## Supplied records:
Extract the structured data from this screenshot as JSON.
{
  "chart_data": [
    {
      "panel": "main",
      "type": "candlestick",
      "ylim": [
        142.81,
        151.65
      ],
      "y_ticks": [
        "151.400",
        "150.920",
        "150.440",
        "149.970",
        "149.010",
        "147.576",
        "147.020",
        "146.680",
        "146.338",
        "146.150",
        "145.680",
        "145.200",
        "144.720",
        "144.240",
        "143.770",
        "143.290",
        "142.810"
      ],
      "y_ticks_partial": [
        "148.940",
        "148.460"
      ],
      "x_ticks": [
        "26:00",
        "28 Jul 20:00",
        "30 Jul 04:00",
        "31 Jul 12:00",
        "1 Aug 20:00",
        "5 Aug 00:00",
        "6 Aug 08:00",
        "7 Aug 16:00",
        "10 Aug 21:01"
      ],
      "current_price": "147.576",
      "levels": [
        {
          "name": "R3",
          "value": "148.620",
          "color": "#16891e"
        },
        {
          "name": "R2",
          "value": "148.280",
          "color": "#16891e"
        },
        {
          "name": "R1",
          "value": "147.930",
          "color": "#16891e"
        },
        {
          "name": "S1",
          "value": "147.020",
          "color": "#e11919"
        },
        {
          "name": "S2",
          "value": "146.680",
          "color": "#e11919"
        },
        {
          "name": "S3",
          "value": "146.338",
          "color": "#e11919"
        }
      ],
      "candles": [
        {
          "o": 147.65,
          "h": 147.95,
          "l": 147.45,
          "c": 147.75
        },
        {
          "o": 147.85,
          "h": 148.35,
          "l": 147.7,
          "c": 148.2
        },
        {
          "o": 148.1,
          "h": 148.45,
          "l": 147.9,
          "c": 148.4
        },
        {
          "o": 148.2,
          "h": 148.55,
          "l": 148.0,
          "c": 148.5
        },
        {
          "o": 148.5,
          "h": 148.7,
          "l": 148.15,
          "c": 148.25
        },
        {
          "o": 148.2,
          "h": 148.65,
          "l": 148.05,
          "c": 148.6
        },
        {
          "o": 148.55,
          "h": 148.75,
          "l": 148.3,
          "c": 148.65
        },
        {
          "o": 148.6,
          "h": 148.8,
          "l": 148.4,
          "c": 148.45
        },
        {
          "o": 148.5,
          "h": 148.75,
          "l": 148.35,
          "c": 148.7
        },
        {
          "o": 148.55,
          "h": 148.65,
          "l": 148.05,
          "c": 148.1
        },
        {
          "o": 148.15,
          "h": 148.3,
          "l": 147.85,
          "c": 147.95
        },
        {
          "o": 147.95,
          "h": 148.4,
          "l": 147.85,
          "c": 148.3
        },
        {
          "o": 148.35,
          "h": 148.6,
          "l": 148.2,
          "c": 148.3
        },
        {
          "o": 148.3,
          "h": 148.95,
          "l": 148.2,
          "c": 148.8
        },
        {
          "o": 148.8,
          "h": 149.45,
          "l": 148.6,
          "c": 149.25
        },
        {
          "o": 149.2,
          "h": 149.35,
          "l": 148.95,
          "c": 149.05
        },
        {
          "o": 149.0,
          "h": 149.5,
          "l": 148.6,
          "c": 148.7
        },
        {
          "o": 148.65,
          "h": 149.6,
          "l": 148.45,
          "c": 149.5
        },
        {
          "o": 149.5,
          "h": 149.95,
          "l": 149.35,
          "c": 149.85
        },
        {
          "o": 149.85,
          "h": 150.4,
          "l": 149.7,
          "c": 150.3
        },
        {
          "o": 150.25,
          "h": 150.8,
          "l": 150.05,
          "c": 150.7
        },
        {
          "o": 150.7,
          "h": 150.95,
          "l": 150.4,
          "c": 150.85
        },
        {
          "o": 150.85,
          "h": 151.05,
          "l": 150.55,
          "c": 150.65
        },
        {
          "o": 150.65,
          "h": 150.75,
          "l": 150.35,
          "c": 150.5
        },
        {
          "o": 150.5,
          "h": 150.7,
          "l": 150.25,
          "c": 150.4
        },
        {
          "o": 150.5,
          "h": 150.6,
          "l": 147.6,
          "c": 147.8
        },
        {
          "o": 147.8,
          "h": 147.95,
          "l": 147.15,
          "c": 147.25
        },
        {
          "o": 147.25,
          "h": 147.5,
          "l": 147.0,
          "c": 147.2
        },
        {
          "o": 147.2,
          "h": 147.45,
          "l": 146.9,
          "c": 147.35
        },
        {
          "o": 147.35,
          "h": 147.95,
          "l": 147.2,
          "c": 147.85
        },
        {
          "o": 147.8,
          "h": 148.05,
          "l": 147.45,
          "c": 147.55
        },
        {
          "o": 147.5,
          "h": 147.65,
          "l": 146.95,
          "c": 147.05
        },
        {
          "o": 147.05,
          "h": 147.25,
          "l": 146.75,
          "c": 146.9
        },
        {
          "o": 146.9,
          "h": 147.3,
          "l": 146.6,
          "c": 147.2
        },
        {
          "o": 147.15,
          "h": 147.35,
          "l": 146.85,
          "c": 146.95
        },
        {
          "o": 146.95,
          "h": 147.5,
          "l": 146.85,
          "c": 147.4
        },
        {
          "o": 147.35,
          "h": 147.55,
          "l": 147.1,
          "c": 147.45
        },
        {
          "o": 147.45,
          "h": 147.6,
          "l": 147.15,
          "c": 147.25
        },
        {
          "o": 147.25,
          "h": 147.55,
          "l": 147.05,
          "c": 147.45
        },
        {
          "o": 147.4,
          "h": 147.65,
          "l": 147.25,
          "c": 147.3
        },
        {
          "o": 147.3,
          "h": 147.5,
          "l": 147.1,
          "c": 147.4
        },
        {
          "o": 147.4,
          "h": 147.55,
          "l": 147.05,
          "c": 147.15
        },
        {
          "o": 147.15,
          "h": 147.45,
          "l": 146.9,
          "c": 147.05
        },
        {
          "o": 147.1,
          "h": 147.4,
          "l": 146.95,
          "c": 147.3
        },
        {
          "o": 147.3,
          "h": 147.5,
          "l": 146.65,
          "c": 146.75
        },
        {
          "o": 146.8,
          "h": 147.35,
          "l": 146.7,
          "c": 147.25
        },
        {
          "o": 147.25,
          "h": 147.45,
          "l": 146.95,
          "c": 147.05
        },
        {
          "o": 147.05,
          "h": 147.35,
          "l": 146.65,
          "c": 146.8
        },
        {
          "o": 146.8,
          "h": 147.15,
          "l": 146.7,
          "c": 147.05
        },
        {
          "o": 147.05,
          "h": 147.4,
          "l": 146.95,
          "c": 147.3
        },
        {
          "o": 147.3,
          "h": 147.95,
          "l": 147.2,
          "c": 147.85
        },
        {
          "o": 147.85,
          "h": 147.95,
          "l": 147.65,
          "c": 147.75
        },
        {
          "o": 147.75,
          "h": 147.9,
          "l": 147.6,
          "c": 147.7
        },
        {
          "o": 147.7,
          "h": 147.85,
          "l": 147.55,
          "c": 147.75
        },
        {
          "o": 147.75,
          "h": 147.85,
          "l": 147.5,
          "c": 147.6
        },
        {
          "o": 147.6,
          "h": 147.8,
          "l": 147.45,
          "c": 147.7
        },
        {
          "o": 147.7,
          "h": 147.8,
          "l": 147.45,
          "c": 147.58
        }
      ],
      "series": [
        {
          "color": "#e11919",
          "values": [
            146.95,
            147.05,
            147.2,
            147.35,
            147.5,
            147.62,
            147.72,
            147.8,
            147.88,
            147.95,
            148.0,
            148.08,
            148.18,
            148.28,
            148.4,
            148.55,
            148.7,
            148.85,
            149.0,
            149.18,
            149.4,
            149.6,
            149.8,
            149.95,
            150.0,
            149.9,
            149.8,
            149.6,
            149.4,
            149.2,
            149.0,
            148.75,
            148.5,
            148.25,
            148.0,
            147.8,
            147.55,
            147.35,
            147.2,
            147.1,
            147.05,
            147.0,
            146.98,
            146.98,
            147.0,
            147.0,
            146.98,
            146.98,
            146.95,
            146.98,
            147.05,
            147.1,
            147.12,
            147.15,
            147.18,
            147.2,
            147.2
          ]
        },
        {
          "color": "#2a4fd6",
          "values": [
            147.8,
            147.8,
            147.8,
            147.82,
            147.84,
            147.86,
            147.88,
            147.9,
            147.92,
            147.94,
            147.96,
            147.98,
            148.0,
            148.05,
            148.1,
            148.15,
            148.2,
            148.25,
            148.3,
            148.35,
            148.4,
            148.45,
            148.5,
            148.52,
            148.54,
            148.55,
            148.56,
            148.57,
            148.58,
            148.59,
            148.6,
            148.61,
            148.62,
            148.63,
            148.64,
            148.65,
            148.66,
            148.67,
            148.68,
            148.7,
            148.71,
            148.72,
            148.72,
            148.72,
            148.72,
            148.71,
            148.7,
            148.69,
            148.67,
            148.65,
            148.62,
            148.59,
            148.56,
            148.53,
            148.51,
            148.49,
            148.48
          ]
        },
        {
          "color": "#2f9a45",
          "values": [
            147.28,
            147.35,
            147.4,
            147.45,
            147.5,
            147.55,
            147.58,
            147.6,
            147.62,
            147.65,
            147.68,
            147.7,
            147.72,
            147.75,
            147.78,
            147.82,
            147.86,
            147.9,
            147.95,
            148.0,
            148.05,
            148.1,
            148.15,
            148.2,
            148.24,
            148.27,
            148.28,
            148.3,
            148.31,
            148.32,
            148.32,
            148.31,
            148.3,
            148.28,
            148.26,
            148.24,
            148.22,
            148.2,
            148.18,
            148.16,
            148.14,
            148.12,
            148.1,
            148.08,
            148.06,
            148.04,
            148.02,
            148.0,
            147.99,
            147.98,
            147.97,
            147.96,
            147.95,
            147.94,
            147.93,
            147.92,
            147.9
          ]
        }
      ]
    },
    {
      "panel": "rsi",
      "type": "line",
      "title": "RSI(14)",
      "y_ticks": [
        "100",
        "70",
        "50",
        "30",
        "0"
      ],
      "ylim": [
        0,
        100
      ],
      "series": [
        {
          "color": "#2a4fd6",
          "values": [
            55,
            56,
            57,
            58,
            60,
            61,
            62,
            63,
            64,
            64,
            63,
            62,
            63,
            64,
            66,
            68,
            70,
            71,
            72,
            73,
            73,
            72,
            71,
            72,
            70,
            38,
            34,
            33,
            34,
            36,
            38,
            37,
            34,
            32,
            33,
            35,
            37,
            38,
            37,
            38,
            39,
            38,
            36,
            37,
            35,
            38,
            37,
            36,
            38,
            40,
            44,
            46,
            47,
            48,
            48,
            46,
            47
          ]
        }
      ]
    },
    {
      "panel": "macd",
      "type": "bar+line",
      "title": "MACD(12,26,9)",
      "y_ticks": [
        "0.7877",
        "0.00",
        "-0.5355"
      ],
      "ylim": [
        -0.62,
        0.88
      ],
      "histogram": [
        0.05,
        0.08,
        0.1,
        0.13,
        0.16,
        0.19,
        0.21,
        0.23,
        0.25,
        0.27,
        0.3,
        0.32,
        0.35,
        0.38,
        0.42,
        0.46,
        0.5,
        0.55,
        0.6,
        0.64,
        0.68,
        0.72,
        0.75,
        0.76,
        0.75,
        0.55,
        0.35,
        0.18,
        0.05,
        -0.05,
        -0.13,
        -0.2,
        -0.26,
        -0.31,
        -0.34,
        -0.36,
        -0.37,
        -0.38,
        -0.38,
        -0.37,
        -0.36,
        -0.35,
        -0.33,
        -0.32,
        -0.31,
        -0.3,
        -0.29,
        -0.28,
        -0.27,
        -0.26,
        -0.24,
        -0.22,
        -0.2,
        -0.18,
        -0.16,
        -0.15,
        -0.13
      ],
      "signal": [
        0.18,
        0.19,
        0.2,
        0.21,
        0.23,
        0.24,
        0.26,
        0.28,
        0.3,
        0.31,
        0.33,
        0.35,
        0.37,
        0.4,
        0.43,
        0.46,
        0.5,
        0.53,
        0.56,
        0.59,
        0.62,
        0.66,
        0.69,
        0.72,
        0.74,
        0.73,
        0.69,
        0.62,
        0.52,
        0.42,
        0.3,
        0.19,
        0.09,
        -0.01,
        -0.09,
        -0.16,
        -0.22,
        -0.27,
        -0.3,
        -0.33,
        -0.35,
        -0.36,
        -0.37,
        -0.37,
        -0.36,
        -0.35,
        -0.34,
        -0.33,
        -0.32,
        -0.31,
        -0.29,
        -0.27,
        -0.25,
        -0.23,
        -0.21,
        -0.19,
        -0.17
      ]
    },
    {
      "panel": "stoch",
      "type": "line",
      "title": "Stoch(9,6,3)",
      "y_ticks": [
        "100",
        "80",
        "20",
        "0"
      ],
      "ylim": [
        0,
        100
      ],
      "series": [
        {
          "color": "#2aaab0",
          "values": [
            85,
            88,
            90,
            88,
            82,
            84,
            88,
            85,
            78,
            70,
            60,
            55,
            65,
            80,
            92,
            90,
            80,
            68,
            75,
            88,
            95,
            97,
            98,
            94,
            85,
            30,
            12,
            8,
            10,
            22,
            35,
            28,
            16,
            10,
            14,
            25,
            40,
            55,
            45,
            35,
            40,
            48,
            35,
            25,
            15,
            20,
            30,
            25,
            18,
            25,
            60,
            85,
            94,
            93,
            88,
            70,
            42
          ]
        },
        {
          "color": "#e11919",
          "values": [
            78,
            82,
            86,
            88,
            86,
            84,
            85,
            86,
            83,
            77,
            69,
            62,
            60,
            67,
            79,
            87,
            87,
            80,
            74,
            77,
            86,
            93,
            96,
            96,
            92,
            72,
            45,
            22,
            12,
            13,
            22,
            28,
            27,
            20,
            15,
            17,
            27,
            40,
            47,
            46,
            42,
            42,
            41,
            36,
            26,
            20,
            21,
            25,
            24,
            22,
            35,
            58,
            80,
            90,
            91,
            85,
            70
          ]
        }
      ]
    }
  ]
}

## Directive:
From the entries above, copy every line that holds the word "name".

## Exercise answer:
          "name": "R3",
          "name": "R2",
          "name": "R1",
          "name": "S1",
          "name": "S2",
          "name": "S3",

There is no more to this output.